Study text
•••••
Addicted to art (at 3)
I’m an addict. Have been since I was three – 100 years and trying not to count.
That was when I cut my first record — You Are My Sunshine, a 78. OK, it was my parents’ record-making machine. I had an adoring and supportive audience.
I was hooked. Who doesn’t love to be famous at three?
No one chooses to be an artist. Who would choose to make less money, work harder and outlive what would be a short career?
Art chooses you and, if you are lucky, you accept the challenge.
I’m still hooked. I will tap dance and sing — You Are My Sunshine – all the way to my grave. Happy to have been chosen.
Full disclosure: I took a detour after the early record-breaking record. I quickly forgot about singing and became a much nicer person (just kidding) and did sports and dance until I was in the high-school musical.
I was singing the opening number in My Fair Lady as the curtain opened. It rolled me up in it, carried me over the orchestra pit, and put me down, ever so gently, back on the stage. I loved the look of fear on the faces of the musicians and audience.
•••••
Extracted entries
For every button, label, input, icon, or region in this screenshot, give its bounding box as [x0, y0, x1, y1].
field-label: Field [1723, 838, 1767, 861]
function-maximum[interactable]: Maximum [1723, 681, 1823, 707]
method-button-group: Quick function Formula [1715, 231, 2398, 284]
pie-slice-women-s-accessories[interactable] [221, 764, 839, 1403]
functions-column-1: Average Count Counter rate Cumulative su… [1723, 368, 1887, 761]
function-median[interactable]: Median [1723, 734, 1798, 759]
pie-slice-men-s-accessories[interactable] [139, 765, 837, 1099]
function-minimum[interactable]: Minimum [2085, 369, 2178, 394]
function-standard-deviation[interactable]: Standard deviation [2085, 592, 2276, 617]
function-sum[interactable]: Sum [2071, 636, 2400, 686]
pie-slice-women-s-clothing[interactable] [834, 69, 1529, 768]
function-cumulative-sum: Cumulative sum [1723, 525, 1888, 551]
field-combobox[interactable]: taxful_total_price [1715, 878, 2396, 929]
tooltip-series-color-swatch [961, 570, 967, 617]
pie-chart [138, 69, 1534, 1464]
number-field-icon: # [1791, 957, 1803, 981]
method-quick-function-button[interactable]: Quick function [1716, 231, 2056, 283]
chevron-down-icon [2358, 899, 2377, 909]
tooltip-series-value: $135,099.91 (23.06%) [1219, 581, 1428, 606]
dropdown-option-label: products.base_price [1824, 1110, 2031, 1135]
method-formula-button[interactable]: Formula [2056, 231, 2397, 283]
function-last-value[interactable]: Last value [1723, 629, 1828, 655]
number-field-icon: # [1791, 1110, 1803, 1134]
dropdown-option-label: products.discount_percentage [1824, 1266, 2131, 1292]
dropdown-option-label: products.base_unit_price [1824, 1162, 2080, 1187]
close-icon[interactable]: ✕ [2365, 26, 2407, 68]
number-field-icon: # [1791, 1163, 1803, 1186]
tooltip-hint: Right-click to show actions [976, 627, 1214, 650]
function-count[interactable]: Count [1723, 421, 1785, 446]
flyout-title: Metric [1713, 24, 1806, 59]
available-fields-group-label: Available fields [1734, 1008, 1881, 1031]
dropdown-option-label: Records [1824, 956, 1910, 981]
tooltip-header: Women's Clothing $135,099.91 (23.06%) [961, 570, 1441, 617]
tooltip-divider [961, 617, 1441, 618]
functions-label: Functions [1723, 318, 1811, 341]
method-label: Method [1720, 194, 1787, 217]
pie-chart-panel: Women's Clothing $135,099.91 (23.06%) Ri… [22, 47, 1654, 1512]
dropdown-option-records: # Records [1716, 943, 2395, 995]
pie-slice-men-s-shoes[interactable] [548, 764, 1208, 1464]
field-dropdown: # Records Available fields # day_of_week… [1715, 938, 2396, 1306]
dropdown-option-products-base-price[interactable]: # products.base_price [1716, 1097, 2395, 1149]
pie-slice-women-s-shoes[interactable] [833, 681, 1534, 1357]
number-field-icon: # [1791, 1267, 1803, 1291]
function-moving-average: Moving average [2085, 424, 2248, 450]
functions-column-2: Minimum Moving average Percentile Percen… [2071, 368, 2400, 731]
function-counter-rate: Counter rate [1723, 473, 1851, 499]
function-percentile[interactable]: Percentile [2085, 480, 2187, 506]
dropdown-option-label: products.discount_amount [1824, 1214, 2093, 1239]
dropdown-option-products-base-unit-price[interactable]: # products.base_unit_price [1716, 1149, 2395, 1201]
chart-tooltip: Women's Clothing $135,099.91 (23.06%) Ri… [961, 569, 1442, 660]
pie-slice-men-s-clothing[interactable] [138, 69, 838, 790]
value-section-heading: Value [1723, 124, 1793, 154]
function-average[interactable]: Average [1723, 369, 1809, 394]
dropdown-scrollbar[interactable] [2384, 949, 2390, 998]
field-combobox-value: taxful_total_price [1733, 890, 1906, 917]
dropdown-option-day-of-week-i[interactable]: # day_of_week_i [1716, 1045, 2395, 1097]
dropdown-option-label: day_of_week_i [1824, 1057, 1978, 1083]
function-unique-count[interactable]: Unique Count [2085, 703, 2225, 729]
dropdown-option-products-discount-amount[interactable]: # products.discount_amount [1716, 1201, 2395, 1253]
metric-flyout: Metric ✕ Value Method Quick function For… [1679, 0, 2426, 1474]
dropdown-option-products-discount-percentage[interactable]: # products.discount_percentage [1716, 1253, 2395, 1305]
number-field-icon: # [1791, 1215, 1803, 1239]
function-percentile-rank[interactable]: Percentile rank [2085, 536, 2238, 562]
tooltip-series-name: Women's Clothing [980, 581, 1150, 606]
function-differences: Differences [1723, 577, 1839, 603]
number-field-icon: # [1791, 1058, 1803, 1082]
•••••
Copy the full essay about being addicted to art since age three, word for word, including its title.

Answer to the problem
Addicted to art (at 3)
I’m an addict. Have been since I was three – 100 years and trying not to count.
That was when I cut my first record — You Are My Sunshine, a 78. OK, it was my parents’ record-making machine. I had an adoring and supportive audience.
I was hooked. Who doesn’t love to be famous at three?
No one chooses to be an artist. Who would choose to make less money, work harder and outlive what would be a short career?
Art chooses you and, if you are lucky, you accept the challenge.
I’m still hooked. I will tap dance and sing — You Are My Sunshine – all the way to my grave. Happy to have been chosen.
Full disclosure: I took a detour after the early record-breaking record. I quickly forgot about singing and became a much nicer person (just kidding) and did sports and dance until I was in the high-school musical.
I was singing the opening number in My Fair Lady as the curtain opened. It rolled me up in it, carried me over the orchestra pit, and put me down, ever so gently, back on the stage. I loved the look of fear on the faces of the musicians and audience.